---------- Data for processing ----------

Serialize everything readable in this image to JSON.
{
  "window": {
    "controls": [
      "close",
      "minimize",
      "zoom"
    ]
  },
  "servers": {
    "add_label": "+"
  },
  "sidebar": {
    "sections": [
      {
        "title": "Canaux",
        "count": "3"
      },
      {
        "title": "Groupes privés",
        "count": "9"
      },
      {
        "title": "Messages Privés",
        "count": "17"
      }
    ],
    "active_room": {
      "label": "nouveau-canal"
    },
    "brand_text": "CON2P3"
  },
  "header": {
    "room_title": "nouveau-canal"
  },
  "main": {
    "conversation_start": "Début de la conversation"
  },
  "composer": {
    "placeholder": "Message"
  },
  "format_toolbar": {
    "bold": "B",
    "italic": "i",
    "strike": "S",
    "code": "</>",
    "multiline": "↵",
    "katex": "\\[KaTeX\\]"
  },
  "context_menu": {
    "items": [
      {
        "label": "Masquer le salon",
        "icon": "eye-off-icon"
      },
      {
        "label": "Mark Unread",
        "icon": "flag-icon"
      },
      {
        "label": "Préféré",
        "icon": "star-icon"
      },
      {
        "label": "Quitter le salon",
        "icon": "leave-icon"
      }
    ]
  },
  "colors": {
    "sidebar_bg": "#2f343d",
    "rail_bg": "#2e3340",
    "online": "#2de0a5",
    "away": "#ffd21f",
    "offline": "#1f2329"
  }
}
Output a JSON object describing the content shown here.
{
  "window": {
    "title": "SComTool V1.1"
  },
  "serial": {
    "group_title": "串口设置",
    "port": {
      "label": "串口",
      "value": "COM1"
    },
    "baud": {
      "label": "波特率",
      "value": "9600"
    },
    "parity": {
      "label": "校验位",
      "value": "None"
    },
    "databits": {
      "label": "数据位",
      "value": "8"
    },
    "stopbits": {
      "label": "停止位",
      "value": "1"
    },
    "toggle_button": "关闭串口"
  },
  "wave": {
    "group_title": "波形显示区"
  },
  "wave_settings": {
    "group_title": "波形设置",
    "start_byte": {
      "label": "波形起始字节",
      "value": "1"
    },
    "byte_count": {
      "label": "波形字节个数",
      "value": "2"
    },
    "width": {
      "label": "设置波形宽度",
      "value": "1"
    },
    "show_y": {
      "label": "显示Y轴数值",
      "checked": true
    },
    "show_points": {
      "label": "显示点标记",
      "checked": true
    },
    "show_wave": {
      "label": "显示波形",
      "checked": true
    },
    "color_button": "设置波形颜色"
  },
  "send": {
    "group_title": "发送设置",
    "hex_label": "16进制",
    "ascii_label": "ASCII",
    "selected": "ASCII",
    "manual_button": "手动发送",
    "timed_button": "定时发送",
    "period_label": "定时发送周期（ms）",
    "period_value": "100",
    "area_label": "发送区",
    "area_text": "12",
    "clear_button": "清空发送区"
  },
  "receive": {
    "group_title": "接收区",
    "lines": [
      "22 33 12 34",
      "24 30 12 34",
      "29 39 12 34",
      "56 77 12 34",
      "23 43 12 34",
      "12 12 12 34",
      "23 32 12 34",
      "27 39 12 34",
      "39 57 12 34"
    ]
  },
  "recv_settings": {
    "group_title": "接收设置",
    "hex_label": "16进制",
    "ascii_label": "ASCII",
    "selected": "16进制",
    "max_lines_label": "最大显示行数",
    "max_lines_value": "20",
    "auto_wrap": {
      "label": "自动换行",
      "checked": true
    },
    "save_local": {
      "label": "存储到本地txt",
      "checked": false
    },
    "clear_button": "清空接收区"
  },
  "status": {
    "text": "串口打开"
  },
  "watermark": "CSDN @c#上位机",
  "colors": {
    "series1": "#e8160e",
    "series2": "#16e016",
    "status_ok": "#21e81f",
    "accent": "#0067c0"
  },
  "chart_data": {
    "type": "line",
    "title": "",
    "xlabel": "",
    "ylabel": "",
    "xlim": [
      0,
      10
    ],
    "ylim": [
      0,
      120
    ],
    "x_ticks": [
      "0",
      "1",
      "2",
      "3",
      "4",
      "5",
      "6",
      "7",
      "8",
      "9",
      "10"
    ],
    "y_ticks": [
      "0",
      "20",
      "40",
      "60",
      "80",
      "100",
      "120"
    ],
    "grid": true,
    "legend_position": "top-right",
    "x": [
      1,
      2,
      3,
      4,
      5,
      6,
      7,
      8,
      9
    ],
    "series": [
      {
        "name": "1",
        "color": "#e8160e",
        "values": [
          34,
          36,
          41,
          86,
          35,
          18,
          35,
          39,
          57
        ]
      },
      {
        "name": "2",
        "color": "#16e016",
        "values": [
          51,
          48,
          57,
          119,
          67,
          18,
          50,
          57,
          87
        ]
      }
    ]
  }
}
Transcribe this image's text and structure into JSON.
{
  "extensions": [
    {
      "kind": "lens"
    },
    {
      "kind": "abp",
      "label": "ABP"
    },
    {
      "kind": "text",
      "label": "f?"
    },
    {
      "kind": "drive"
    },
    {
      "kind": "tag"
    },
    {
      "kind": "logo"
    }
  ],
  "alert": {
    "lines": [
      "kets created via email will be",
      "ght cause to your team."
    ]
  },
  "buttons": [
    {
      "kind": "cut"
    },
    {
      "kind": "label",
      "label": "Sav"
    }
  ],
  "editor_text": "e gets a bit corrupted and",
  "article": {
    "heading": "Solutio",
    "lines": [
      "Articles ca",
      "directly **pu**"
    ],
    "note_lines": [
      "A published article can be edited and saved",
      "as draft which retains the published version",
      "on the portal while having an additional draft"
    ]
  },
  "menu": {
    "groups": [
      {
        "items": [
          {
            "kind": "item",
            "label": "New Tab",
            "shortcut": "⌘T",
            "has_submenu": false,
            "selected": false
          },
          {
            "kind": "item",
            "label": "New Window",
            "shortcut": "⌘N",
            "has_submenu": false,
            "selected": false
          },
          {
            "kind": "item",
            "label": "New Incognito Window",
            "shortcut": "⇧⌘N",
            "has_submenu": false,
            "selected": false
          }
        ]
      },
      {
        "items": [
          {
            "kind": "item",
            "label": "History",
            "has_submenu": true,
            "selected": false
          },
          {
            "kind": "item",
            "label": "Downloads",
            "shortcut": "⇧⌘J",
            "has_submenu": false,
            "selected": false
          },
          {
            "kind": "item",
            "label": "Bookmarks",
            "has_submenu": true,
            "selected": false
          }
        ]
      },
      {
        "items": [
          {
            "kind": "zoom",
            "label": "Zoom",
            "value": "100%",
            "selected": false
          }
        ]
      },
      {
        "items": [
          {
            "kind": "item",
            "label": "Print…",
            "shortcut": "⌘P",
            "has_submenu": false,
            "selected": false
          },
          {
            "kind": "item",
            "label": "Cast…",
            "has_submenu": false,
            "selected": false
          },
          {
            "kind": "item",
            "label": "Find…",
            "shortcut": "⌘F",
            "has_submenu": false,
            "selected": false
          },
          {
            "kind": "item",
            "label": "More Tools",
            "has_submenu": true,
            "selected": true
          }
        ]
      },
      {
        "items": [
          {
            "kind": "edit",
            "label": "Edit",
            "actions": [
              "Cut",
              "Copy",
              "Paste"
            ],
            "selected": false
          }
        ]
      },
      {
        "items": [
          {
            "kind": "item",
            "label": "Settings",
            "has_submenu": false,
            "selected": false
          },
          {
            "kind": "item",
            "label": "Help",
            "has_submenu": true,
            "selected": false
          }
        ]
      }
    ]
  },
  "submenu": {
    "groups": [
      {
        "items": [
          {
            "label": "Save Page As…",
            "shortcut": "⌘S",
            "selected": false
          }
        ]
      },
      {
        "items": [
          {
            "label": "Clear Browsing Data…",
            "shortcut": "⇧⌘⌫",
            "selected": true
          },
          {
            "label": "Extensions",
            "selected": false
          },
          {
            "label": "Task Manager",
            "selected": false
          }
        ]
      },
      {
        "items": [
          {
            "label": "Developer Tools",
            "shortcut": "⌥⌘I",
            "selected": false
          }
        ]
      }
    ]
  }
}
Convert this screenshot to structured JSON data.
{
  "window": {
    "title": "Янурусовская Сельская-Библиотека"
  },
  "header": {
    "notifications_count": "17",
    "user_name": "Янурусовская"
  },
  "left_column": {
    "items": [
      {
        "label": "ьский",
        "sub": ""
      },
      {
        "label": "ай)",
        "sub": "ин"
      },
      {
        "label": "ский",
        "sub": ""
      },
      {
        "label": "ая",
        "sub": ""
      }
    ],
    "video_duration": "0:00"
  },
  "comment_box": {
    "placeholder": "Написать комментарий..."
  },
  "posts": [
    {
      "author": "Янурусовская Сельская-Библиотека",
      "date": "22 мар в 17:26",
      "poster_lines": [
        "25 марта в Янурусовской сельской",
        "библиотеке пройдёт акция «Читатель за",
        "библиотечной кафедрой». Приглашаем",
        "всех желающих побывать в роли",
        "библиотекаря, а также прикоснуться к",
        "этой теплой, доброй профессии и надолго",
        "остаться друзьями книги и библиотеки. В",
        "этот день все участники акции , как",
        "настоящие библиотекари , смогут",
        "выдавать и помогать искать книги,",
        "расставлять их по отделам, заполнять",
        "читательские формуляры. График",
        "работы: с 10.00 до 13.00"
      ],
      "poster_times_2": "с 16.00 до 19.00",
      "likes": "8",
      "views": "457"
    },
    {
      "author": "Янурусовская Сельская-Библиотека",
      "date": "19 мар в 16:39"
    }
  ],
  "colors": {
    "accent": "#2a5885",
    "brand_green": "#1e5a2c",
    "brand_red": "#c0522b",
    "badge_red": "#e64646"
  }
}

----------

**What to produce**: Every line of the records that includes the word "canal" should be gathered.

**Completed exercise**:
      "label": "nouveau-canal"
    "room_title": "nouveau-canal"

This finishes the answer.